Task data:

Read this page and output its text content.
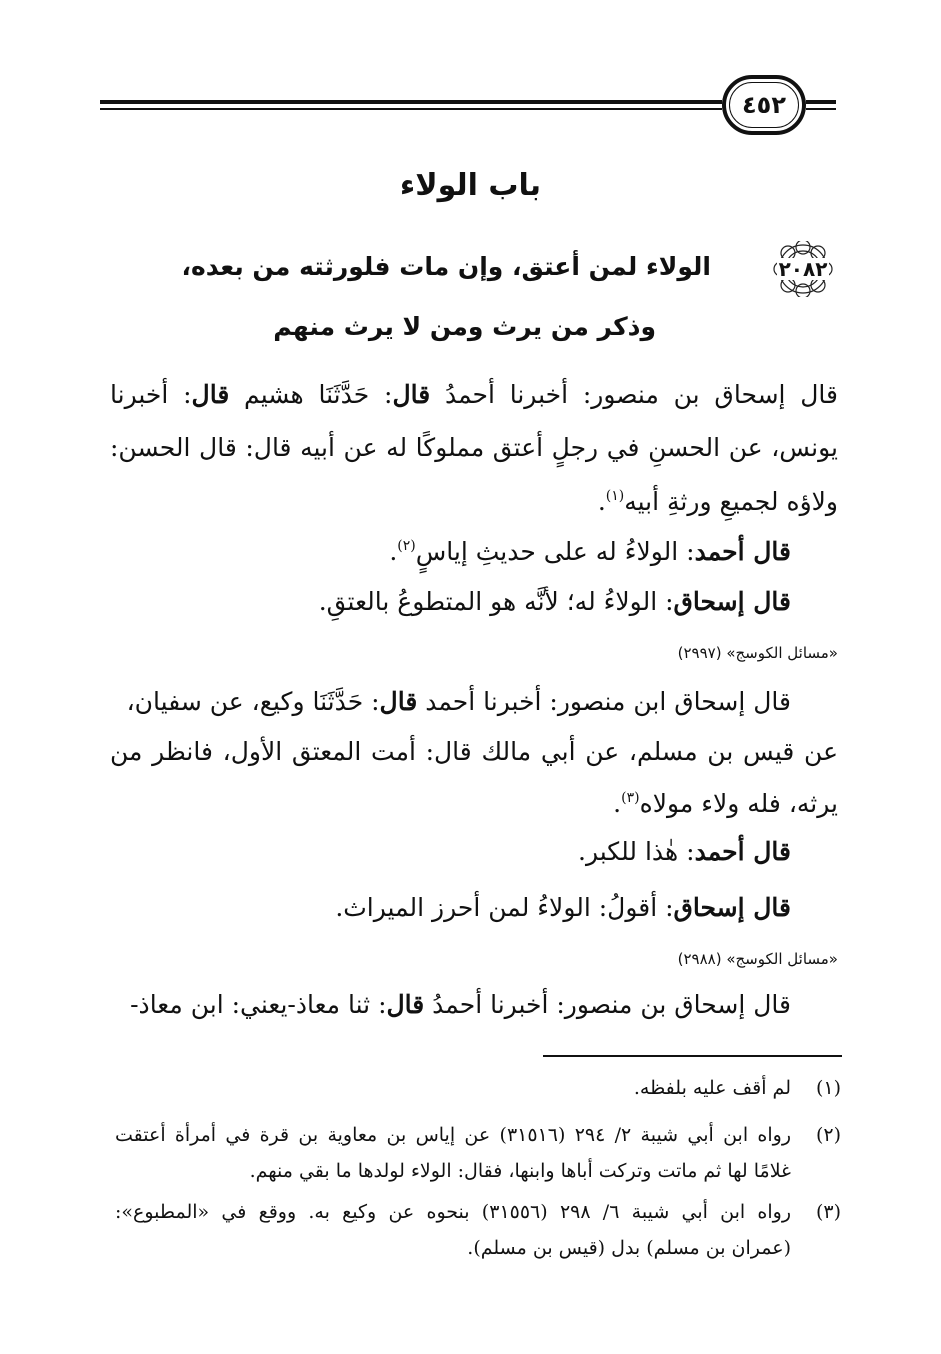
٤٥٢
باب الولاء
٢٠٨٢
الولاء لمن أعتق، وإن مات فلورثته من بعده،
وذكر من يرث ومن لا يرث منهم
قال إسحاق بن منصور: أخبرنا أحمدُ قال: حَدَّثَنَا هشيم قال: أخبرنا
يونس، عن الحسنِ في رجلٍ أعتق مملوكًا له عن أبيه قال: قال الحسن:
ولاؤه لجميعِ ورثةِ أبيه$^{(١)}$.
قال أحمد: الولاءُ له على حديثِ إياسٍ$^{(٢)}$.
قال إسحاق: الولاءُ له؛ لأنَّه هو المتطوعُ بالعتقِ.
«مسائل الكوسج» (٢٩٩٧)
قال إسحاق ابن منصور: أخبرنا أحمد قال: حَدَّثَنَا وكيع، عن سفيان،
عن قيس بن مسلم، عن أبي مالك قال: أمت المعتق الأول، فانظر من
يرثه، فله ولاء مولاه$^{(٣)}$.
قال أحمد: هٰذا للكبر.
قال إسحاق: أقولُ: الولاءُ لمن أحرز الميراث.
«مسائل الكوسج» (٢٩٨٨)
قال إسحاق بن منصور: أخبرنا أحمدُ قال: ثنا معاذ-يعني: ابن معاذ-
(١)
لم أقف عليه بلفظه.
(٢)
رواه ابن أبي شيبة ٢/ ٢٩٤ (٣١٥١٦) عن إياس بن معاوية بن قرة في أمرأة أعتقت
غلامًا لها ثم ماتت وتركت أباها وابنها، فقال: الولاء لولدها ما بقي منهم.
(٣)
رواه ابن أبي شيبة ٦/ ٢٩٨ (٣١٥٥٦) بنحوه عن وكيع به. ووقع في «المطبوع»:
(عمران بن مسلم) بدل (قيس بن مسلم).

Task brief:
Reproduce the whole listing exactly, but not the images in it.

Response:
Read this page and output its text content.
٤٥٢
باب الولاء
٢٠٨٢
الولاء لمن أعتق، وإن مات فلورثته من بعده،
وذكر من يرث ومن لا يرث منهم
قال إسحاق بن منصور: أخبرنا أحمدُ قال: حَدَّثَنَا هشيم قال: أخبرنا
يونس، عن الحسنِ في رجلٍ أعتق مملوكًا له عن أبيه قال: قال الحسن:
ولاؤه لجميعِ ورثةِ أبيه$^{(١)}$.
قال أحمد: الولاءُ له على حديثِ إياسٍ$^{(٢)}$.
قال إسحاق: الولاءُ له؛ لأنَّه هو المتطوعُ بالعتقِ.
«مسائل الكوسج» (٢٩٩٧)
قال إسحاق ابن منصور: أخبرنا أحمد قال: حَدَّثَنَا وكيع، عن سفيان،
عن قيس بن مسلم، عن أبي مالك قال: أمت المعتق الأول، فانظر من
يرثه، فله ولاء مولاه$^{(٣)}$.
قال أحمد: هٰذا للكبر.
قال إسحاق: أقولُ: الولاءُ لمن أحرز الميراث.
«مسائل الكوسج» (٢٩٨٨)
قال إسحاق بن منصور: أخبرنا أحمدُ قال: ثنا معاذ-يعني: ابن معاذ-
(١)
لم أقف عليه بلفظه.
(٢)
رواه ابن أبي شيبة ٢/ ٢٩٤ (٣١٥١٦) عن إياس بن معاوية بن قرة في أمرأة أعتقت
غلامًا لها ثم ماتت وتركت أباها وابنها، فقال: الولاء لولدها ما بقي منهم.
(٣)
رواه ابن أبي شيبة ٦/ ٢٩٨ (٣١٥٥٦) بنحوه عن وكيع به. ووقع في «المطبوع»:
(عمران بن مسلم) بدل (قيس بن مسلم).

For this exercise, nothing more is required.